> _TASK GOAL_
Restate the entries word for word, omitting nothing.

A run of records
• • • • • • •
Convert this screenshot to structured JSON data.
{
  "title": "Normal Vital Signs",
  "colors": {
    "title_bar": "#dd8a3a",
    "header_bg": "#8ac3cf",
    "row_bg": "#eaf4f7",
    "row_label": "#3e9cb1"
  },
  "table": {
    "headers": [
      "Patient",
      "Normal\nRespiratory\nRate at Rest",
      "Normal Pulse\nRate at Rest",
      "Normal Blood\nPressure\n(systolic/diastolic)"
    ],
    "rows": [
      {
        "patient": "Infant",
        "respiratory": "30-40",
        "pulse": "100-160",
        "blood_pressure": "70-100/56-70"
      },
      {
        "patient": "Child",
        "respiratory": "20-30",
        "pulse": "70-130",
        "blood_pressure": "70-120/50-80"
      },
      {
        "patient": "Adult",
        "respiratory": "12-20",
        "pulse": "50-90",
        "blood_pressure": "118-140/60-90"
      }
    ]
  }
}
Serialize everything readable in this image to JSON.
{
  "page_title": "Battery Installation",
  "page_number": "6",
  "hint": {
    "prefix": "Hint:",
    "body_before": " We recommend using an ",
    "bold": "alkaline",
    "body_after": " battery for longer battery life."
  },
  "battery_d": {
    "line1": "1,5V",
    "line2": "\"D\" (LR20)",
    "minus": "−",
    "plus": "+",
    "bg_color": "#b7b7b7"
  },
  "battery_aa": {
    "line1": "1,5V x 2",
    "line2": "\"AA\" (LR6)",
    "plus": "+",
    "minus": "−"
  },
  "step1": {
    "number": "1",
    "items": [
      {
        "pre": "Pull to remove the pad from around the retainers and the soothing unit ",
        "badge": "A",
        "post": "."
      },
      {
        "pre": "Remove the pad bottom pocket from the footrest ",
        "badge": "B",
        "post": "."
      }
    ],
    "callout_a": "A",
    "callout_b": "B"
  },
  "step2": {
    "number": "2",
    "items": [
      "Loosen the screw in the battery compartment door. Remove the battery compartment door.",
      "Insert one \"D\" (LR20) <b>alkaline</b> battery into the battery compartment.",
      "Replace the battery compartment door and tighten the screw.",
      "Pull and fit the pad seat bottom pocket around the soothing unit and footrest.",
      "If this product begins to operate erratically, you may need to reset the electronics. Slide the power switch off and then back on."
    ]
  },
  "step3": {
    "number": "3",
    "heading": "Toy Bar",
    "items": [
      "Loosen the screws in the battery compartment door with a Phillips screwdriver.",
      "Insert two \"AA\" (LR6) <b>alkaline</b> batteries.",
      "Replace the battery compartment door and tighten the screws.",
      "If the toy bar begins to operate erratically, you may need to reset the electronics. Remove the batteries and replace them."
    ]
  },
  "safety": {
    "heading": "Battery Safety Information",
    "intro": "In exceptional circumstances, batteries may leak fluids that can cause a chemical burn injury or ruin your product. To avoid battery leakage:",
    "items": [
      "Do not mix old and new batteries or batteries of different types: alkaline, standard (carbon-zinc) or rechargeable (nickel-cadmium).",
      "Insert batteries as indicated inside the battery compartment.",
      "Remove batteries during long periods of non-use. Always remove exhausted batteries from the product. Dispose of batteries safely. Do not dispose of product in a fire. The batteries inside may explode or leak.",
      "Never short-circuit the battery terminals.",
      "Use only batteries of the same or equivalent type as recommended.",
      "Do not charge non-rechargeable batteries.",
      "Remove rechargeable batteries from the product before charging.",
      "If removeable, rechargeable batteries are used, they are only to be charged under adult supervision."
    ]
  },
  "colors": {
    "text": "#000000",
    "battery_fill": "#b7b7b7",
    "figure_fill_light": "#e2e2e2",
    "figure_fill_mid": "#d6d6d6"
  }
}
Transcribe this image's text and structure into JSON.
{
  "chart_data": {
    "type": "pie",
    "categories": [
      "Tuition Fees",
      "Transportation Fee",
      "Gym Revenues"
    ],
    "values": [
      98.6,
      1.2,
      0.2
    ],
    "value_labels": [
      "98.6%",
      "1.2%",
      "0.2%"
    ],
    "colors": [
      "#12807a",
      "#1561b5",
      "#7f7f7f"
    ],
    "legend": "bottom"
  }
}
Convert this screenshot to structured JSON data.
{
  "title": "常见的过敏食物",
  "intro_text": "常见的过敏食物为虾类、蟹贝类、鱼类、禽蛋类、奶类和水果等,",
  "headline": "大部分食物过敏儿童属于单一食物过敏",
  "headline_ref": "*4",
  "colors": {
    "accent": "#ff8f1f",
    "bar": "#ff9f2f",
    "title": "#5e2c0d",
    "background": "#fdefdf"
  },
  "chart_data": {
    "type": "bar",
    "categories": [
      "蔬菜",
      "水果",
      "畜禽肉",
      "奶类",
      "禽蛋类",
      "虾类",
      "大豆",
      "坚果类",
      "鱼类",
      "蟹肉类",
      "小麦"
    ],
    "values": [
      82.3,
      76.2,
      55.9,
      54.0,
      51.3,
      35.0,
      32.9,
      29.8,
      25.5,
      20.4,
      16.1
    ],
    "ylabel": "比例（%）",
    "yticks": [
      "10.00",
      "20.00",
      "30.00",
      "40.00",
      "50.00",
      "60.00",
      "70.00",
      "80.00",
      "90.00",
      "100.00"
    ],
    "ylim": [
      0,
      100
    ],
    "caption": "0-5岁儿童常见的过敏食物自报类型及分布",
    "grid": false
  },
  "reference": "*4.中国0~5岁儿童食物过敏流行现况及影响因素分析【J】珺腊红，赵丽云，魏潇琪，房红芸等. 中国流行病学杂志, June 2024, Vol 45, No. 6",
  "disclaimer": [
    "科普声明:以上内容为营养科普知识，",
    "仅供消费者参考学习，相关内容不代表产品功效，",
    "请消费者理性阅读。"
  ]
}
• • • • • • •
> _ANSWER TO THIS TASK_
Convert this screenshot to structured JSON data.
{
  "title": "Normal Vital Signs",
  "colors": {
    "title_bar": "#dd8a3a",
    "header_bg": "#8ac3cf",
    "row_bg": "#eaf4f7",
    "row_label": "#3e9cb1"
  },
  "table": {
    "headers": [
      "Patient",
      "Normal\nRespiratory\nRate at Rest",
      "Normal Pulse\nRate at Rest",
      "Normal Blood\nPressure\n(systolic/diastolic)"
    ],
    "rows": [
      {
        "patient": "Infant",
        "respiratory": "30-40",
        "pulse": "100-160",
        "blood_pressure": "70-100/56-70"
      },
      {
        "patient": "Child",
        "respiratory": "20-30",
        "pulse": "70-130",
        "blood_pressure": "70-120/50-80"
      },
      {
        "patient": "Adult",
        "respiratory": "12-20",
        "pulse": "50-90",
        "blood_pressure": "118-140/60-90"
      }
    ]
  }
}
Serialize everything readable in this image to JSON.
{
  "page_title": "Battery Installation",
  "page_number": "6",
  "hint": {
    "prefix": "Hint:",
    "body_before": " We recommend using an ",
    "bold": "alkaline",
    "body_after": " battery for longer battery life."
  },
  "battery_d": {
    "line1": "1,5V",
    "line2": "\"D\" (LR20)",
    "minus": "−",
    "plus": "+",
    "bg_color": "#b7b7b7"
  },
  "battery_aa": {
    "line1": "1,5V x 2",
    "line2": "\"AA\" (LR6)",
    "plus": "+",
    "minus": "−"
  },
  "step1": {
    "number": "1",
    "items": [
      {
        "pre": "Pull to remove the pad from around the retainers and the soothing unit ",
        "badge": "A",
        "post": "."
      },
      {
        "pre": "Remove the pad bottom pocket from the footrest ",
        "badge": "B",
        "post": "."
      }
    ],
    "callout_a": "A",
    "callout_b": "B"
  },
  "step2": {
    "number": "2",
    "items": [
      "Loosen the screw in the battery compartment door. Remove the battery compartment door.",
      "Insert one \"D\" (LR20) <b>alkaline</b> battery into the battery compartment.",
      "Replace the battery compartment door and tighten the screw.",
      "Pull and fit the pad seat bottom pocket around the soothing unit and footrest.",
      "If this product begins to operate erratically, you may need to reset the electronics. Slide the power switch off and then back on."
    ]
  },
  "step3": {
    "number": "3",
    "heading": "Toy Bar",
    "items": [
      "Loosen the screws in the battery compartment door with a Phillips screwdriver.",
      "Insert two \"AA\" (LR6) <b>alkaline</b> batteries.",
      "Replace the battery compartment door and tighten the screws.",
      "If the toy bar begins to operate erratically, you may need to reset the electronics. Remove the batteries and replace them."
    ]
  },
  "safety": {
    "heading": "Battery Safety Information",
    "intro": "In exceptional circumstances, batteries may leak fluids that can cause a chemical burn injury or ruin your product. To avoid battery leakage:",
    "items": [
      "Do not mix old and new batteries or batteries of different types: alkaline, standard (carbon-zinc) or rechargeable (nickel-cadmium).",
      "Insert batteries as indicated inside the battery compartment.",
      "Remove batteries during long periods of non-use. Always remove exhausted batteries from the product. Dispose of batteries safely. Do not dispose of product in a fire. The batteries inside may explode or leak.",
      "Never short-circuit the battery terminals.",
      "Use only batteries of the same or equivalent type as recommended.",
      "Do not charge non-rechargeable batteries.",
      "Remove rechargeable batteries from the product before charging.",
      "If removeable, rechargeable batteries are used, they are only to be charged under adult supervision."
    ]
  },
  "colors": {
    "text": "#000000",
    "battery_fill": "#b7b7b7",
    "figure_fill_light": "#e2e2e2",
    "figure_fill_mid": "#d6d6d6"
  }
}
Transcribe this image's text and structure into JSON.
{
  "chart_data": {
    "type": "pie",
    "categories": [
      "Tuition Fees",
      "Transportation Fee",
      "Gym Revenues"
    ],
    "values": [
      98.6,
      1.2,
      0.2
    ],
    "value_labels": [
      "98.6%",
      "1.2%",
      "0.2%"
    ],
    "colors": [
      "#12807a",
      "#1561b5",
      "#7f7f7f"
    ],
    "legend": "bottom"
  }
}
Convert this screenshot to structured JSON data.
{
  "title": "常见的过敏食物",
  "intro_text": "常见的过敏食物为虾类、蟹贝类、鱼类、禽蛋类、奶类和水果等,",
  "headline": "大部分食物过敏儿童属于单一食物过敏",
  "headline_ref": "*4",
  "colors": {
    "accent": "#ff8f1f",
    "bar": "#ff9f2f",
    "title": "#5e2c0d",
    "background": "#fdefdf"
  },
  "chart_data": {
    "type": "bar",
    "categories": [
      "蔬菜",
      "水果",
      "畜禽肉",
      "奶类",
      "禽蛋类",
      "虾类",
      "大豆",
      "坚果类",
      "鱼类",
      "蟹肉类",
      "小麦"
    ],
    "values": [
      82.3,
      76.2,
      55.9,
      54.0,
      51.3,
      35.0,
      32.9,
      29.8,
      25.5,
      20.4,
      16.1
    ],
    "ylabel": "比例（%）",
    "yticks": [
      "10.00",
      "20.00",
      "30.00",
      "40.00",
      "50.00",
      "60.00",
      "70.00",
      "80.00",
      "90.00",
      "100.00"
    ],
    "ylim": [
      0,
      100
    ],
    "caption": "0-5岁儿童常见的过敏食物自报类型及分布",
    "grid": false
  },
  "reference": "*4.中国0~5岁儿童食物过敏流行现况及影响因素分析【J】珺腊红，赵丽云，魏潇琪，房红芸等. 中国流行病学杂志, June 2024, Vol 45, No. 6",
  "disclaimer": [
    "科普声明:以上内容为营养科普知识，",
    "仅供消费者参考学习，相关内容不代表产品功效，",
    "请消费者理性阅读。"
  ]
}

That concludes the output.